====== Provided data
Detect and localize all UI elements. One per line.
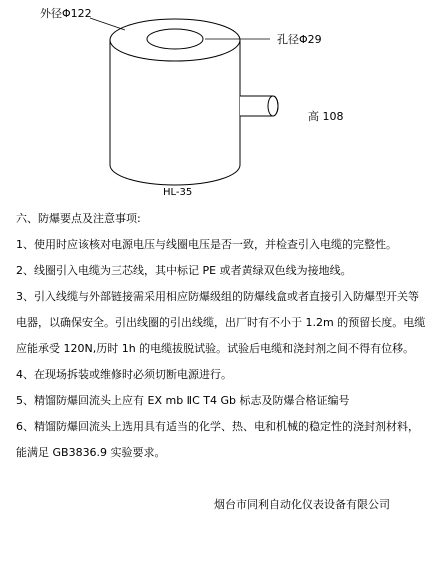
coil-diagram: [0, 0, 445, 200]
note-item-5: 5、精馏防爆回流头上应有 EX mb ⅡC T4 Gb 标志及防爆合格证编号: [16, 394, 350, 407]
outer-diameter-label: 外径Φ122: [40, 7, 92, 20]
height-label: 高 108: [308, 110, 344, 123]
hole-diameter-label: 孔径Φ29: [277, 33, 322, 46]
note-item-4: 4、在现场拆装或维修时必须切断电源进行。: [16, 368, 232, 381]
center-hole: [147, 29, 203, 49]
cable-port: [240, 96, 278, 116]
cylinder-drawing: [0, 0, 445, 200]
note-item-2: 2、线圈引入电缆为三芯线，其中标记 PE 或者黄绿双色线为接地线。: [16, 264, 352, 277]
model-label: HL-35: [163, 187, 193, 198]
note-item-3: 3、引入线缆与外部链接需采用相应防爆级组的防爆线盒或者直接引入防爆型开关等电器，以确保安全。引出线圈的引出线缆，出厂时有不小于 1.2m 的预留长度。电缆应能承受 120N,历时 1h 的电缆拔脱试验。试验后电缆和浇封剂之间不得有位移。: [16, 290, 426, 355]
cylinder-bottom-arc: [110, 165, 240, 185]
company-name: 烟台市同利自动化仪表设备有限公司: [214, 498, 390, 511]
section-heading: 六、防爆要点及注意事项:: [16, 212, 141, 225]
note-item-6: 6、精馏防爆回流头上选用具有适当的化学、热、电和机械的稳定性的浇封剂材料，能满足 GB3836.9 实验要求。: [16, 420, 419, 459]
note-item-1: 1、使用时应该核对电源电压与线圈电压是否一致，并检查引入电缆的完整性。: [16, 238, 397, 251]
outer-diameter-leader: [90, 18, 125, 30]
precautions-section: [16, 206, 426, 466]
============
■ **Required task**
In the material, starting with the line containing "coil-diagram: [0, 0, 445, 200]" and going on through the line containing "model-label: HL-35: [163, 187, 193, 198]", replace "center-hole" with "middle-hole" and give only those lines, otherwise unchanged.

■ **Written answer**
coil-diagram: [0, 0, 445, 200]
note-item-5: 5、精馏防爆回流头上应有 EX mb ⅡC T4 Gb 标志及防爆合格证编号: [16, 394, 350, 407]
outer-diameter-label: 外径Φ122: [40, 7, 92, 20]
height-label: 高 108: [308, 110, 344, 123]
hole-diameter-label: 孔径Φ29: [277, 33, 322, 46]
note-item-4: 4、在现场拆装或维修时必须切断电源进行。: [16, 368, 232, 381]
middle-hole: [147, 29, 203, 49]
cable-port: [240, 96, 278, 116]
cylinder-drawing: [0, 0, 445, 200]
note-item-2: 2、线圈引入电缆为三芯线，其中标记 PE 或者黄绿双色线为接地线。: [16, 264, 352, 277]
model-label: HL-35: [163, 187, 193, 198]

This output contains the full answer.